• Data records:
==*==
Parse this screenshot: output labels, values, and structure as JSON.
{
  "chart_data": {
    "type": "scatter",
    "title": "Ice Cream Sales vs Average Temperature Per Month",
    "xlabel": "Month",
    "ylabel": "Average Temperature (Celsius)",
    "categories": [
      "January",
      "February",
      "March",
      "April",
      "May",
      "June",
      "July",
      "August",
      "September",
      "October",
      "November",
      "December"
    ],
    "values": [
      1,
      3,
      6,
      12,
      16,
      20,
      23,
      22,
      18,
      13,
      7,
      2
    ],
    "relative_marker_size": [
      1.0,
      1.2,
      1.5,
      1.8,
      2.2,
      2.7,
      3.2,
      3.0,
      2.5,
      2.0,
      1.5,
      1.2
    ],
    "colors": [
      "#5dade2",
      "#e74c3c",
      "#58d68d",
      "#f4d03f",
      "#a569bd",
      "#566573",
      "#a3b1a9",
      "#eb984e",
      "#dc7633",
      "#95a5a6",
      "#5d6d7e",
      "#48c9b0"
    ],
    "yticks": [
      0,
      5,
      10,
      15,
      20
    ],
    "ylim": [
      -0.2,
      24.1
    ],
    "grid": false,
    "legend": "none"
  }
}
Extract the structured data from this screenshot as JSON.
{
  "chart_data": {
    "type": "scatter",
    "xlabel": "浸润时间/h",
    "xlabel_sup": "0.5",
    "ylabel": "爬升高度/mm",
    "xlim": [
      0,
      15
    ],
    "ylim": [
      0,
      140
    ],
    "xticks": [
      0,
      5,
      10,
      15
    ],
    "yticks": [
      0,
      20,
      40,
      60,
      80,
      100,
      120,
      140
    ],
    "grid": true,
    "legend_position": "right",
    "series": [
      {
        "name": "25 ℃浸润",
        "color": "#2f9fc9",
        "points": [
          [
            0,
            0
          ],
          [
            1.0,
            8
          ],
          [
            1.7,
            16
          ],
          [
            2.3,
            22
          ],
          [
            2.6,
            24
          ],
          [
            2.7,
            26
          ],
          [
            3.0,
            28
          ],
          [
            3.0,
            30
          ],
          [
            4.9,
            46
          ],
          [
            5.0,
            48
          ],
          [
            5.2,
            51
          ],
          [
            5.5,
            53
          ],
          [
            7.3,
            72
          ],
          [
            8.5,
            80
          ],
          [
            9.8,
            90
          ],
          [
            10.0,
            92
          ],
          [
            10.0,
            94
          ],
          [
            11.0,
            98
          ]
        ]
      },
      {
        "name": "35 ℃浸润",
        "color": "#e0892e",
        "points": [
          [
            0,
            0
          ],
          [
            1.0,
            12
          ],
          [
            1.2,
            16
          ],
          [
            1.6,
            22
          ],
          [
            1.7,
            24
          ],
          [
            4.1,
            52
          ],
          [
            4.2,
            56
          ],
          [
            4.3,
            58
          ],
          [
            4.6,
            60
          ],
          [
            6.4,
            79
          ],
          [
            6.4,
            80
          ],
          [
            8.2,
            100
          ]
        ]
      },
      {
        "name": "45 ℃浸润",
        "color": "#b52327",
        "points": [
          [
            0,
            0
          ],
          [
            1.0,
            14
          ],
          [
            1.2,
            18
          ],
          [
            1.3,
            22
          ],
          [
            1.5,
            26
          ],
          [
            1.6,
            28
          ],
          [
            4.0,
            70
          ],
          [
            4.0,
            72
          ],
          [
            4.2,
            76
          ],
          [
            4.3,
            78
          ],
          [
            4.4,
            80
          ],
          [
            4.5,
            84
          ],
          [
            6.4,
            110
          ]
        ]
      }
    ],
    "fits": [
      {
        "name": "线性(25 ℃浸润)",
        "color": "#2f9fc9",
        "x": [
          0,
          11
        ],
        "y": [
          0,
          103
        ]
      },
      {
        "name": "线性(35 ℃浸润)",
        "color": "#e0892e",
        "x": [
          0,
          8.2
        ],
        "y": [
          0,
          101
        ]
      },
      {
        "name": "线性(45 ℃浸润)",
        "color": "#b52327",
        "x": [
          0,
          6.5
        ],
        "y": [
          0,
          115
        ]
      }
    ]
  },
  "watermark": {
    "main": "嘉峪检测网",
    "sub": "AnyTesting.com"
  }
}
==*==
• Aim of the exercise:
Exactly reproduce all of the entries.

• Answer for this exercise:
Parse this screenshot: output labels, values, and structure as JSON.
{
  "chart_data": {
    "type": "scatter",
    "title": "Ice Cream Sales vs Average Temperature Per Month",
    "xlabel": "Month",
    "ylabel": "Average Temperature (Celsius)",
    "categories": [
      "January",
      "February",
      "March",
      "April",
      "May",
      "June",
      "July",
      "August",
      "September",
      "October",
      "November",
      "December"
    ],
    "values": [
      1,
      3,
      6,
      12,
      16,
      20,
      23,
      22,
      18,
      13,
      7,
      2
    ],
    "relative_marker_size": [
      1.0,
      1.2,
      1.5,
      1.8,
      2.2,
      2.7,
      3.2,
      3.0,
      2.5,
      2.0,
      1.5,
      1.2
    ],
    "colors": [
      "#5dade2",
      "#e74c3c",
      "#58d68d",
      "#f4d03f",
      "#a569bd",
      "#566573",
      "#a3b1a9",
      "#eb984e",
      "#dc7633",
      "#95a5a6",
      "#5d6d7e",
      "#48c9b0"
    ],
    "yticks": [
      0,
      5,
      10,
      15,
      20
    ],
    "ylim": [
      -0.2,
      24.1
    ],
    "grid": false,
    "legend": "none"
  }
}
Extract the structured data from this screenshot as JSON.
{
  "chart_data": {
    "type": "scatter",
    "xlabel": "浸润时间/h",
    "xlabel_sup": "0.5",
    "ylabel": "爬升高度/mm",
    "xlim": [
      0,
      15
    ],
    "ylim": [
      0,
      140
    ],
    "xticks": [
      0,
      5,
      10,
      15
    ],
    "yticks": [
      0,
      20,
      40,
      60,
      80,
      100,
      120,
      140
    ],
    "grid": true,
    "legend_position": "right",
    "series": [
      {
        "name": "25 ℃浸润",
        "color": "#2f9fc9",
        "points": [
          [
            0,
            0
          ],
          [
            1.0,
            8
          ],
          [
            1.7,
            16
          ],
          [
            2.3,
            22
          ],
          [
            2.6,
            24
          ],
          [
            2.7,
            26
          ],
          [
            3.0,
            28
          ],
          [
            3.0,
            30
          ],
          [
            4.9,
            46
          ],
          [
            5.0,
            48
          ],
          [
            5.2,
            51
          ],
          [
            5.5,
            53
          ],
          [
            7.3,
            72
          ],
          [
            8.5,
            80
          ],
          [
            9.8,
            90
          ],
          [
            10.0,
            92
          ],
          [
            10.0,
            94
          ],
          [
            11.0,
            98
          ]
        ]
      },
      {
        "name": "35 ℃浸润",
        "color": "#e0892e",
        "points": [
          [
            0,
            0
          ],
          [
            1.0,
            12
          ],
          [
            1.2,
            16
          ],
          [
            1.6,
            22
          ],
          [
            1.7,
            24
          ],
          [
            4.1,
            52
          ],
          [
            4.2,
            56
          ],
          [
            4.3,
            58
          ],
          [
            4.6,
            60
          ],
          [
            6.4,
            79
          ],
          [
            6.4,
            80
          ],
          [
            8.2,
            100
          ]
        ]
      },
      {
        "name": "45 ℃浸润",
        "color": "#b52327",
        "points": [
          [
            0,
            0
          ],
          [
            1.0,
            14
          ],
          [
            1.2,
            18
          ],
          [
            1.3,
            22
          ],
          [
            1.5,
            26
          ],
          [
            1.6,
            28
          ],
          [
            4.0,
            70
          ],
          [
            4.0,
            72
          ],
          [
            4.2,
            76
          ],
          [
            4.3,
            78
          ],
          [
            4.4,
            80
          ],
          [
            4.5,
            84
          ],
          [
            6.4,
            110
          ]
        ]
      }
    ],
    "fits": [
      {
        "name": "线性(25 ℃浸润)",
        "color": "#2f9fc9",
        "x": [
          0,
          11
        ],
        "y": [
          0,
          103
        ]
      },
      {
        "name": "线性(35 ℃浸润)",
        "color": "#e0892e",
        "x": [
          0,
          8.2
        ],
        "y": [
          0,
          101
        ]
      },
      {
        "name": "线性(45 ℃浸润)",
        "color": "#b52327",
        "x": [
          0,
          6.5
        ],
        "y": [
          0,
          115
        ]
      }
    ]
  },
  "watermark": {
    "main": "嘉峪检测网",
    "sub": "AnyTesting.com"
  }
}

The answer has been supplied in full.